── Dataset extract ──

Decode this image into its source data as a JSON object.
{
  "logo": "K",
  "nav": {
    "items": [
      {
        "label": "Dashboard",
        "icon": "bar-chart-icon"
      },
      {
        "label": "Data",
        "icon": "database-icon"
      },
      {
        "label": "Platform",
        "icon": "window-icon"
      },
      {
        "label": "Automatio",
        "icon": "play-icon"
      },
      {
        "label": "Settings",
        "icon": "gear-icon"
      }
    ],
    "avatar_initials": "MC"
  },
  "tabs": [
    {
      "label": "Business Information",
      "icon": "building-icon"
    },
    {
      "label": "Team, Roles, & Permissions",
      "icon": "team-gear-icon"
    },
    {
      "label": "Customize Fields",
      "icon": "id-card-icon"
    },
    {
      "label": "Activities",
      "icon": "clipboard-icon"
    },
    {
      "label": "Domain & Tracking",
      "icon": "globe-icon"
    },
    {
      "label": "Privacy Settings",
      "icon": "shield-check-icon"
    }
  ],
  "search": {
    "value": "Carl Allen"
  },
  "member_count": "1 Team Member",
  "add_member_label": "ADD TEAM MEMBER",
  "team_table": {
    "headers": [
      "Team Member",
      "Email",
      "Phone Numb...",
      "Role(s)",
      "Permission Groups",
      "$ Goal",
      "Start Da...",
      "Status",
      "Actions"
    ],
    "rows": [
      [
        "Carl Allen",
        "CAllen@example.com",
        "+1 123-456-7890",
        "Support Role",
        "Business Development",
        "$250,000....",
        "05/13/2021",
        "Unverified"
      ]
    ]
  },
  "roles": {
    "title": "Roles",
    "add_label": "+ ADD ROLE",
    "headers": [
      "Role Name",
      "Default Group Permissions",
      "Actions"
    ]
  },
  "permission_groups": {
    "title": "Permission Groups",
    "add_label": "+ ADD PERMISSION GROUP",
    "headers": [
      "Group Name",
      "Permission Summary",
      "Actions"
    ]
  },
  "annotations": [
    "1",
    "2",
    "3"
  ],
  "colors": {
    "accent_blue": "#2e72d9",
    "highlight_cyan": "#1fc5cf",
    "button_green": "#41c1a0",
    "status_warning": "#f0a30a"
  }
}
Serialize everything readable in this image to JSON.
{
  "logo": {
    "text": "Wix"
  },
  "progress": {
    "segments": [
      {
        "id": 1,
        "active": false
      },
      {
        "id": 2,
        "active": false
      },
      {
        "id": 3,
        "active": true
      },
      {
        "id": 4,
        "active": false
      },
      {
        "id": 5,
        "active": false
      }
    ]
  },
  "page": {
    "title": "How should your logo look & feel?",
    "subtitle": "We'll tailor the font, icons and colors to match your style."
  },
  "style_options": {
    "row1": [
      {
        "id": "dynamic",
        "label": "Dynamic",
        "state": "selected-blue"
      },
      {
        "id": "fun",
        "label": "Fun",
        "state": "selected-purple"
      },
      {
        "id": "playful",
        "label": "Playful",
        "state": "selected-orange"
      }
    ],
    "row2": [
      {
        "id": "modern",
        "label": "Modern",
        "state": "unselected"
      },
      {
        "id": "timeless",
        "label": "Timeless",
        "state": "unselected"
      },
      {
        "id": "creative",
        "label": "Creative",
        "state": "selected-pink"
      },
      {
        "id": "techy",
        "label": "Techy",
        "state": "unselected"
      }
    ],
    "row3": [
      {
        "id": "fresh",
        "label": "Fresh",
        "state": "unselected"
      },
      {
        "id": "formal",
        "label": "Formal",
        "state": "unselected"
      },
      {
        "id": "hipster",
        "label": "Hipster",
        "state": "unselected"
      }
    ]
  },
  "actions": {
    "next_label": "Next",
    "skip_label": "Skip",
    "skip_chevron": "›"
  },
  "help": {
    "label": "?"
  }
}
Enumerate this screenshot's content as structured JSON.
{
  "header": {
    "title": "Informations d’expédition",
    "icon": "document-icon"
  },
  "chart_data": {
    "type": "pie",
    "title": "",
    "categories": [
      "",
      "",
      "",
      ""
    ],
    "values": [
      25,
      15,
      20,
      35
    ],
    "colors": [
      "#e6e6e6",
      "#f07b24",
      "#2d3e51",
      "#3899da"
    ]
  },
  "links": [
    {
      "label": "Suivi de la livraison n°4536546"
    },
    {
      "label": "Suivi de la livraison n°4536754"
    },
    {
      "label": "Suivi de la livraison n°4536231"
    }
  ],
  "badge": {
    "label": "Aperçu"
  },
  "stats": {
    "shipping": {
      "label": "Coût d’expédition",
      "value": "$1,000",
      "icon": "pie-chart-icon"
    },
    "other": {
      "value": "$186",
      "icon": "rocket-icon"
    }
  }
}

───

▶ _Objective_:
Show the lines of the records that include the string "this".

▶ _Answer to the task_:
Decode this image into its source data as a JSON object.
Serialize everything readable in this image to JSON.
Enumerate this screenshot's content as structured JSON.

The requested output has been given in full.